§ **本文**:
+++

多重人格NOTE その5 陽性転移〜抱きしめたい

ビートルズの有名な曲。「抱きしめたい」。とにかく触れたい、今すぐ君の手を取りたいと歌う一曲だ。

陽性転移は「抱きしめたい」である。それは強烈でコントロール不能、圧倒的な症状と言える。精神科へ通院して、わたしは陽性転移の症状にひどく苦しんだ。対象はもちろん精神科の主治医だ。

通院が始まり半年がたったころ主治医が他府県へ転勤、DIDを診てくれる精神科医はそんなに当時数多くない。悩んだ挙句150km離れた主治医の転勤先の精神病院へ月に1度通う日々が始まった。

長く続いたわたしの陽性転移はその時がピークだった。電車が好きなわたしは長く鈍行に揺られて遠くの町の病院に着く。朗らかに病院入りするものの、診察終わりの主治医とのお別れが出来ない。帰りたくない。まだここに、主治医の側に居たいのだ。

それはそれは苦しい。踏ん張って病院を後にするが猛烈な心細さが全身を襲う。わたしは辺りを見回す。誰でもいい。今すぐ強く抱きしめて欲しい。この右手を取って微笑んではくれぬものか。

+++

§ **資料データ**:
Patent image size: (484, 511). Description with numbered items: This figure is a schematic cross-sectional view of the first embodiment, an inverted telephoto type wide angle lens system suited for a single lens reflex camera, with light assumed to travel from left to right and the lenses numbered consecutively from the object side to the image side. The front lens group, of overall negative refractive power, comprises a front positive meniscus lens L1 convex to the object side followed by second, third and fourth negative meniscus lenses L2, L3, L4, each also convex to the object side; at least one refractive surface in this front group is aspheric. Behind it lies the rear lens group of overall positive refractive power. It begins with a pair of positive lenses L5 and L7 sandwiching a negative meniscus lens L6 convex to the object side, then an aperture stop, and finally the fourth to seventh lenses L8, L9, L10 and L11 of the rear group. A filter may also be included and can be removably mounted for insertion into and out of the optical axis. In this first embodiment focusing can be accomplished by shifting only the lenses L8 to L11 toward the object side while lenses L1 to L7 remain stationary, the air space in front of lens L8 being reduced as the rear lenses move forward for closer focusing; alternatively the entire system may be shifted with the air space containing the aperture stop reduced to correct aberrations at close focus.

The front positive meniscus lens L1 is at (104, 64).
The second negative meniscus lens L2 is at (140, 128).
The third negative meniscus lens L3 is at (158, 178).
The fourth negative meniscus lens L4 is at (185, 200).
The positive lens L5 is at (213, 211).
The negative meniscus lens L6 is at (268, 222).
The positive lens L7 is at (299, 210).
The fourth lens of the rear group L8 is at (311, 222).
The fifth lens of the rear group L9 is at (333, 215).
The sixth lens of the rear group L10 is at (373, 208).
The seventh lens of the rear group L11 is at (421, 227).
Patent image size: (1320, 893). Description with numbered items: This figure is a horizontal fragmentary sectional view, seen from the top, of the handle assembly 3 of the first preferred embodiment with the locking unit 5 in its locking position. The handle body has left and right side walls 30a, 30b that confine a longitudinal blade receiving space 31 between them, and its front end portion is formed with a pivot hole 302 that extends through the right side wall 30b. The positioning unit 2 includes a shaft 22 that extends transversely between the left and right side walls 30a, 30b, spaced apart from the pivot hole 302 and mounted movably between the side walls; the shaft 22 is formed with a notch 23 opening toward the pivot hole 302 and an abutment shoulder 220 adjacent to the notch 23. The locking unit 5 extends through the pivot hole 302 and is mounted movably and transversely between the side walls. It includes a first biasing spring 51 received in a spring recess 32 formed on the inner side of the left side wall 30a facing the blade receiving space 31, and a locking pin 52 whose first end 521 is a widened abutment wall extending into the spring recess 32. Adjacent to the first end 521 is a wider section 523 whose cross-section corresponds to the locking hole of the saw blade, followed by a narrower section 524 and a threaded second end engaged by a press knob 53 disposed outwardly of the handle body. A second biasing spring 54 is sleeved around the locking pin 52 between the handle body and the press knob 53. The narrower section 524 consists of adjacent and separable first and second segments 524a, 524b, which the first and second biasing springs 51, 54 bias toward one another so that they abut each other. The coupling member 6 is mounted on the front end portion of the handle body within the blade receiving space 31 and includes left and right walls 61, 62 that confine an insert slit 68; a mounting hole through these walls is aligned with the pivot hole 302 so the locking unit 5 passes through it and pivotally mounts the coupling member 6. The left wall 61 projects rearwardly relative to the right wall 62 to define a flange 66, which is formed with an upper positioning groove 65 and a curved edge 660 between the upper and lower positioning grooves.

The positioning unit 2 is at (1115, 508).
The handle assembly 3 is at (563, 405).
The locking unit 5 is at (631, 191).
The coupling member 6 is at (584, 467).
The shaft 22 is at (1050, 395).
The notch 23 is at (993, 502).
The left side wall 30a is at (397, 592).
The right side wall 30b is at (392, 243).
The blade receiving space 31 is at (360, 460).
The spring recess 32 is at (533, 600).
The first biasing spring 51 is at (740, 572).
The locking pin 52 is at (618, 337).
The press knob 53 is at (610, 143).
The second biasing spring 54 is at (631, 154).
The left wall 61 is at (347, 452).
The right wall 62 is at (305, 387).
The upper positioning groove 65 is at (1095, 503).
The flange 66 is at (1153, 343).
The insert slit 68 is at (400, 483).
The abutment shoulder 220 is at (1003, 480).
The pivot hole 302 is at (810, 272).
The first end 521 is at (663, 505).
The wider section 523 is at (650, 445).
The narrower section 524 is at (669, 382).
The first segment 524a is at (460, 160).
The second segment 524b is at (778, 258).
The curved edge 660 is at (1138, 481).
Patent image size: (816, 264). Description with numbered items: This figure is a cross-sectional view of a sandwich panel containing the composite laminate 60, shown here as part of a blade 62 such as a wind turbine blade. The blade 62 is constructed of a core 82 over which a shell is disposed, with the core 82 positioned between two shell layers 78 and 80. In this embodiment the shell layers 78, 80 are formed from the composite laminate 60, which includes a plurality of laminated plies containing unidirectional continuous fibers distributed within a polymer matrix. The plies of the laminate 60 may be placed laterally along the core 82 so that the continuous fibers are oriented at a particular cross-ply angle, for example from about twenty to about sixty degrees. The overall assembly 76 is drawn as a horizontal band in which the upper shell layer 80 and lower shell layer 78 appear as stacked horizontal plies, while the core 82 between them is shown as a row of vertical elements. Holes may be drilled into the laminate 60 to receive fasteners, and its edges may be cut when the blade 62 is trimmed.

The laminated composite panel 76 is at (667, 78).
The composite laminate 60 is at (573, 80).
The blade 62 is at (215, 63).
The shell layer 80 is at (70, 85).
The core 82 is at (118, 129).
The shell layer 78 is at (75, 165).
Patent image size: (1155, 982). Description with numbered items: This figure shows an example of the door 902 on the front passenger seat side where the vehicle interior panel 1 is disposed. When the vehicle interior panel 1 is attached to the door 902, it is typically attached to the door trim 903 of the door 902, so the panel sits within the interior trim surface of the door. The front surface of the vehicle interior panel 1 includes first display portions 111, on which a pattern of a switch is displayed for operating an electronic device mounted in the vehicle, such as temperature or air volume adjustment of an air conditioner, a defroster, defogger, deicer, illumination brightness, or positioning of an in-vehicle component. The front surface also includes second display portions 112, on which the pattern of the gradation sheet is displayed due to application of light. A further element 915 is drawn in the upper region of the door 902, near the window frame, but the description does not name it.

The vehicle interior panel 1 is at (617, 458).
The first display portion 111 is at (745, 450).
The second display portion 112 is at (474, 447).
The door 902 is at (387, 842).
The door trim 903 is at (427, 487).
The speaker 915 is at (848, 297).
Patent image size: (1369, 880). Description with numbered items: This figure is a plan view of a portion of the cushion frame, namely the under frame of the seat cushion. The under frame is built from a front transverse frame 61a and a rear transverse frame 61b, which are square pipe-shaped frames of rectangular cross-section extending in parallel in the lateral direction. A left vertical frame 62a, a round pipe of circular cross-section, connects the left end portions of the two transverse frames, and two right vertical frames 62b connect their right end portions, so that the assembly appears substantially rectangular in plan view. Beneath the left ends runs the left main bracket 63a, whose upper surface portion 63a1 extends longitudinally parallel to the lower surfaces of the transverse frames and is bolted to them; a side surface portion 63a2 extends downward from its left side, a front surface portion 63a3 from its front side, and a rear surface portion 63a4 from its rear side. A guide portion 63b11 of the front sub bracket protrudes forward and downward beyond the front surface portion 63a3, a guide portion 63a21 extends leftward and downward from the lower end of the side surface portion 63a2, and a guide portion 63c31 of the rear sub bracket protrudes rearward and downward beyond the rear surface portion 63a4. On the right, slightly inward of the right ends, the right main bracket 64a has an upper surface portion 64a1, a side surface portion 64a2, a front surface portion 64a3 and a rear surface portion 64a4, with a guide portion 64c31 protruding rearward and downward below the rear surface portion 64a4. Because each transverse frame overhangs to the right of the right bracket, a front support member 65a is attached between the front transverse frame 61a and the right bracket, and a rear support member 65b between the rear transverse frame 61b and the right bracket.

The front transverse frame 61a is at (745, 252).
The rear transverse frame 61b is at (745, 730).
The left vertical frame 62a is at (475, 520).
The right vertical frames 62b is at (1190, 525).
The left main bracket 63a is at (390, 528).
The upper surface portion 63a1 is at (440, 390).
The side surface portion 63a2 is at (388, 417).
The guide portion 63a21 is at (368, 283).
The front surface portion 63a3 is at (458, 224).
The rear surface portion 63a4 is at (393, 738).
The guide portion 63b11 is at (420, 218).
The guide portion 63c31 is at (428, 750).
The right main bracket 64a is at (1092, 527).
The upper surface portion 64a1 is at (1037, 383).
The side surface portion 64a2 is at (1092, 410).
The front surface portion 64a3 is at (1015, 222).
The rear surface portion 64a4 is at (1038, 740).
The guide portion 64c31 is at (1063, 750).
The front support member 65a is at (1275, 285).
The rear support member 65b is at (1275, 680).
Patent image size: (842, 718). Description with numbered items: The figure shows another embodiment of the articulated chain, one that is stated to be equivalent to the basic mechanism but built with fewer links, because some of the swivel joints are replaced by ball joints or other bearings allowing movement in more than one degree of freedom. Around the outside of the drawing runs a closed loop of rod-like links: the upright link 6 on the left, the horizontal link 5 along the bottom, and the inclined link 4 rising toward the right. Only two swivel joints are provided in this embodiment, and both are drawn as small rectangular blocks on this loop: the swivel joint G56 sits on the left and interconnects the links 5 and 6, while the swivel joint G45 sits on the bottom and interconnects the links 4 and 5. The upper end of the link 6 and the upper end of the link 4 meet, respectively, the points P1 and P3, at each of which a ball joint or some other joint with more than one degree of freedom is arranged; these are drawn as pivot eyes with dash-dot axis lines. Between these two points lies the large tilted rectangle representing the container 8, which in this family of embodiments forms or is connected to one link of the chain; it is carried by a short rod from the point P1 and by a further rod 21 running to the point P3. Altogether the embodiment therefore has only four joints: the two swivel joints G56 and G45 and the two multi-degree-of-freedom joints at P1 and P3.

+++

§ **作業指示**:
• a. 陽性転移についての本文のうち、「ビートルズの有名な曲。「抱き」を含む箇所から始めて「って微笑んではくれぬものか。」で終わる部分を、「鈍行」を「各駅停車」に改めて書き直してください。
• b. 陽性転移についての本文を、最後の文に続けて書き進めてください。
一覧は本文とは別個の資料です。

§ **解答欄**:
• a.
ビートルズの有名な曲。「抱きしめたい」。とにかく触れたい、今すぐ君の手を取りたいと歌う一曲だ。

陽性転移は「抱きしめたい」である。それは強烈でコントロール不能、圧倒的な症状と言える。精神科へ通院して、わたしは陽性転移の症状にひどく苦しんだ。対象はもちろん精神科の主治医だ。

通院が始まり半年がたったころ主治医が他府県へ転勤、DIDを診てくれる精神科医はそんなに当時数多くない。悩んだ挙句150km離れた主治医の転勤先の精神病院へ月に1度通う日々が始まった。

長く続いたわたしの陽性転移はその時がピークだった。電車が好きなわたしは長く各駅停車に揺られて遠くの町の病院に着く。朗らかに病院入りするものの、診察終わりの主治医とのお別れが出来ない。帰りたくない。まだここに、主治医の側に居たいのだ。

それはそれは苦しい。踏ん張って病院を後にするが猛烈な心細さが全身を襲う。わたしは辺りを見回す。誰でもいい。今すぐ強く抱きしめて欲しい。この右手を取って微笑んではくれぬものか。

• b.
わたしはひと月にだいたい大学ノート一冊分の日記のような文章を主治医に提出するようになる。時には詩を書いたり、短編小説を書いたり、はたまた女々しい泣きごとをつらつらと綴ったりした。全く自由にわたしはわたしと主治医との関係性を構築する。主治医はわたしの母になり、兄になる。恋人になり、親友となる。そのノートには何を書いても許された。伸び伸びと書くのだ。わたしの人生はこの時に折り返したのかもしれない。わたしは少しずつ脳内をオープンにした。治療は大きく進展した。

転移神経症という症状について、これがそうなのかと理解するまでにしばらく時間は掛かったが、わたしにそれが可能だったのはおそらく脳内人格のひとり(それは精神科医の人格であったが)全ては彼の調査と分析による。彼の名はジョージ・ピーターズ。顔はジャン・レノに似ている。

ジョージ・ピーターズは診察後の強烈な心細さが作り出した人格。ある日診察の帰り道の記憶が失われていた。わたしはその日処方された薬を受け取らずに帰宅。事態は深刻だった。陽性転移のすぐ近くには陰性転移があるからだ。陰性転移ではわたしは自殺をしやすい。

その日にジョージ・ピーターズが脳内に出現したのだろうか。解離発作が頻繁に起きている時期の記憶は想起しにくい。

そのころにはわたしはおそらく主治医を信頼し始めていた。

転移神経症というものは高い飛び込み台から飛び込んだ時の衝撃と言えるかもしれない。

信頼。

絆。

わたしの脳内にはそれらのタグは無い。

ねぇわたし先生が大好き。

誰かと親密関係を持つ。わたしの人生に大いなるTAKE2が訪れていた。そして飛び込み台から飛び降りるのは簡単だった。ここから飛び降りたら、つまり気持ちをうちあけたらきっと抱きしめてもらえるに違いないという、根拠のない幻想に包まれていた。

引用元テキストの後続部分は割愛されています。